Exercise description => Reproduce the listing verbatim.

--

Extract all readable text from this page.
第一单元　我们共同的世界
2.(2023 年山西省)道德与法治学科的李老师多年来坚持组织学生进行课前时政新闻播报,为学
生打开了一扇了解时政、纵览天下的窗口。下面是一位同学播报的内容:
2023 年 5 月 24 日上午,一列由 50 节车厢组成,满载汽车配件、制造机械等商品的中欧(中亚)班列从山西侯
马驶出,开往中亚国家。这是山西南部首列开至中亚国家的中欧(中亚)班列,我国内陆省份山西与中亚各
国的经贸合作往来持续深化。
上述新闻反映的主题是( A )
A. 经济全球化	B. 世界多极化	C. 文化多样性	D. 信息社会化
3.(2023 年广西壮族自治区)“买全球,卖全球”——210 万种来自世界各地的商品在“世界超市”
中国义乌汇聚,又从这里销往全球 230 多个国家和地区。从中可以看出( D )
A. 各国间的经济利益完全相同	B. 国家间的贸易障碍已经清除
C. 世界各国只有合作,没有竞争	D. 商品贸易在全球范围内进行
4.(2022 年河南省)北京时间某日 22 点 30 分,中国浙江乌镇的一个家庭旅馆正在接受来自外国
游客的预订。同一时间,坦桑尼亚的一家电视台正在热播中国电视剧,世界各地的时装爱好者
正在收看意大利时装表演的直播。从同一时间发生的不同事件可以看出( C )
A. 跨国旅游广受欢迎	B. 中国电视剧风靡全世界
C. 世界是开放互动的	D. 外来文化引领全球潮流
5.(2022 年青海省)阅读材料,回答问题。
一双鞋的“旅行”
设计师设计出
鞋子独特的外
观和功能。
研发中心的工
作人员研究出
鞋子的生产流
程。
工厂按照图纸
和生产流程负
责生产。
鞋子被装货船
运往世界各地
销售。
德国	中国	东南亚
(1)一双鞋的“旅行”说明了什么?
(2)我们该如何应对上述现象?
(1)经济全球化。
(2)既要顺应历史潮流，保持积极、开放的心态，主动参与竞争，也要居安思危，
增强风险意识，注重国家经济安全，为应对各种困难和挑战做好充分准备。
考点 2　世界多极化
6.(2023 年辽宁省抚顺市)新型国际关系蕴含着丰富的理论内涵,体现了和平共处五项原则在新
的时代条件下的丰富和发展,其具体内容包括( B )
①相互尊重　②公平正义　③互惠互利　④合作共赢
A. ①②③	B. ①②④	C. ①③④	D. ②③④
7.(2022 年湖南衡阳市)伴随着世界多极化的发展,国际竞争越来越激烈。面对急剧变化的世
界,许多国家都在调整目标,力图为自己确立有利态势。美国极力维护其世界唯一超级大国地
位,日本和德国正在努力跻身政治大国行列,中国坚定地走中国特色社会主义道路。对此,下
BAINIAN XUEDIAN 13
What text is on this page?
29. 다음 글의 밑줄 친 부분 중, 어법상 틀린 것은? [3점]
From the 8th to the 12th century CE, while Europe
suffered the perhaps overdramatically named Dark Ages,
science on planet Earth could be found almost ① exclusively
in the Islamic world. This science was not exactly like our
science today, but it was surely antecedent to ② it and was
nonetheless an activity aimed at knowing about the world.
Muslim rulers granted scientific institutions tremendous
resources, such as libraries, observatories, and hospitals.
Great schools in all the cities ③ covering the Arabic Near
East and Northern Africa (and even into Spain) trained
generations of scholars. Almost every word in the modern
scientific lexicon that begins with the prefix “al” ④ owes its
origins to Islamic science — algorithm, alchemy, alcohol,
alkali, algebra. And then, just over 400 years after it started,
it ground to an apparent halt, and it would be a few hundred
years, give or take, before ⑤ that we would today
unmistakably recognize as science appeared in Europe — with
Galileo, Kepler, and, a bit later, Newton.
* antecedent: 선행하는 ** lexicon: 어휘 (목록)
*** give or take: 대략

--

Final answer =>
Extract all readable text from this page.
第一单元　我们共同的世界
2.(2023 年山西省)道德与法治学科的李老师多年来坚持组织学生进行课前时政新闻播报,为学
生打开了一扇了解时政、纵览天下的窗口。下面是一位同学播报的内容:
2023 年 5 月 24 日上午,一列由 50 节车厢组成,满载汽车配件、制造机械等商品的中欧(中亚)班列从山西侯
马驶出,开往中亚国家。这是山西南部首列开至中亚国家的中欧(中亚)班列,我国内陆省份山西与中亚各
国的经贸合作往来持续深化。
上述新闻反映的主题是( A )
A. 经济全球化	B. 世界多极化	C. 文化多样性	D. 信息社会化
3.(2023 年广西壮族自治区)“买全球,卖全球”——210 万种来自世界各地的商品在“世界超市”
中国义乌汇聚,又从这里销往全球 230 多个国家和地区。从中可以看出( D )
A. 各国间的经济利益完全相同	B. 国家间的贸易障碍已经清除
C. 世界各国只有合作,没有竞争	D. 商品贸易在全球范围内进行
4.(2022 年河南省)北京时间某日 22 点 30 分,中国浙江乌镇的一个家庭旅馆正在接受来自外国
游客的预订。同一时间,坦桑尼亚的一家电视台正在热播中国电视剧,世界各地的时装爱好者
正在收看意大利时装表演的直播。从同一时间发生的不同事件可以看出( C )
A. 跨国旅游广受欢迎	B. 中国电视剧风靡全世界
C. 世界是开放互动的	D. 外来文化引领全球潮流
5.(2022 年青海省)阅读材料,回答问题。
一双鞋的“旅行”
设计师设计出
鞋子独特的外
观和功能。
研发中心的工
作人员研究出
鞋子的生产流
程。
工厂按照图纸
和生产流程负
责生产。
鞋子被装货船
运往世界各地
销售。
德国	中国	东南亚
(1)一双鞋的“旅行”说明了什么?
(2)我们该如何应对上述现象?
(1)经济全球化。
(2)既要顺应历史潮流，保持积极、开放的心态，主动参与竞争，也要居安思危，
增强风险意识，注重国家经济安全，为应对各种困难和挑战做好充分准备。
考点 2　世界多极化
6.(2023 年辽宁省抚顺市)新型国际关系蕴含着丰富的理论内涵,体现了和平共处五项原则在新
的时代条件下的丰富和发展,其具体内容包括( B )
①相互尊重　②公平正义　③互惠互利　④合作共赢
A. ①②③	B. ①②④	C. ①③④	D. ②③④
7.(2022 年湖南衡阳市)伴随着世界多极化的发展,国际竞争越来越激烈。面对急剧变化的世
界,许多国家都在调整目标,力图为自己确立有利态势。美国极力维护其世界唯一超级大国地
位,日本和德国正在努力跻身政治大国行列,中国坚定地走中国特色社会主义道路。对此,下
BAINIAN XUEDIAN 13
What text is on this page?
29. 다음 글의 밑줄 친 부분 중, 어법상 틀린 것은? [3점]
From the 8th to the 12th century CE, while Europe
suffered the perhaps overdramatically named Dark Ages,
science on planet Earth could be found almost ① exclusively
in the Islamic world. This science was not exactly like our
science today, but it was surely antecedent to ② it and was
nonetheless an activity aimed at knowing about the world.
Muslim rulers granted scientific institutions tremendous
resources, such as libraries, observatories, and hospitals.
Great schools in all the cities ③ covering the Arabic Near
East and Northern Africa (and even into Spain) trained
generations of scholars. Almost every word in the modern
scientific lexicon that begins with the prefix “al” ④ owes its
origins to Islamic science — algorithm, alchemy, alcohol,
alkali, algebra. And then, just over 400 years after it started,
it ground to an apparent halt, and it would be a few hundred
years, give or take, before ⑤ that we would today
unmistakably recognize as science appeared in Europe — with
Galileo, Kepler, and, a bit later, Newton.
* antecedent: 선행하는 ** lexicon: 어휘 (목록)
*** give or take: 대략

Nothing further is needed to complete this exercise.